## Aim:
Copy out each line featuring the string "name" from the entries beneath.

## Provided records:
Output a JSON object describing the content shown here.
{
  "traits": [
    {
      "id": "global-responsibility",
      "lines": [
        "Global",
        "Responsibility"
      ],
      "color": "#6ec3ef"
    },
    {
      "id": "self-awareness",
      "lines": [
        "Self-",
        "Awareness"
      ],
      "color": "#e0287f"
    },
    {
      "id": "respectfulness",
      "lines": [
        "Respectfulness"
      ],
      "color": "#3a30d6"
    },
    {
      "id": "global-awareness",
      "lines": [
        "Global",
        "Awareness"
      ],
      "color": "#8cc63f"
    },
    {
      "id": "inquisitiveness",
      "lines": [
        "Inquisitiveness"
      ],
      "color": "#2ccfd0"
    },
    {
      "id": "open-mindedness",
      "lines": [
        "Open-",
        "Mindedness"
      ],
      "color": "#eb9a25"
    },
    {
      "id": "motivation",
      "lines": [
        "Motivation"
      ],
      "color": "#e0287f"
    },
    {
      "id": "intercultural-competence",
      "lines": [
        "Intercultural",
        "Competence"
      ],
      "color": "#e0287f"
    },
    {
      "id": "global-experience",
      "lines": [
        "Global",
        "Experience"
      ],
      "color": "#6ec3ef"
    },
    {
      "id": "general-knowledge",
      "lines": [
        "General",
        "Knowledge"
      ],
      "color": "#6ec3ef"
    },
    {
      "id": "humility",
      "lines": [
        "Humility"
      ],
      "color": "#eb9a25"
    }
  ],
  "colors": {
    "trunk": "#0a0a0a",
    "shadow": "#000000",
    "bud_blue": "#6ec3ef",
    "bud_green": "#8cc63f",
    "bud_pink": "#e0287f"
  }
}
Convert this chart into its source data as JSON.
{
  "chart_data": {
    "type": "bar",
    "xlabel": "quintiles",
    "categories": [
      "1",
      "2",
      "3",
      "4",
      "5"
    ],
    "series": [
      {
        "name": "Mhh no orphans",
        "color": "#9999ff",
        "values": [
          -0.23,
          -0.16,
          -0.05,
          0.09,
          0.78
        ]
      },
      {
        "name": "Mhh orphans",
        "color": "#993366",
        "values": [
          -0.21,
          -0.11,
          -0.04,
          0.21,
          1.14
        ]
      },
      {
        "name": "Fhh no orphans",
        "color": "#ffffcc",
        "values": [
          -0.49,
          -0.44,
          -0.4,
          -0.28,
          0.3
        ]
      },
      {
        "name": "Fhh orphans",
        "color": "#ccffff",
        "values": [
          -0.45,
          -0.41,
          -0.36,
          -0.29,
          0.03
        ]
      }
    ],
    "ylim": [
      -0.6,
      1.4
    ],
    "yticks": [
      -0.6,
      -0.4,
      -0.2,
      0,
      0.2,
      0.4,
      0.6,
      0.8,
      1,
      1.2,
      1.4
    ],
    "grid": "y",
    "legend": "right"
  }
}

## Exercise result:
        "name": "Mhh no orphans",
        "name": "Mhh orphans",
        "name": "Fhh no orphans",
        "name": "Fhh orphans",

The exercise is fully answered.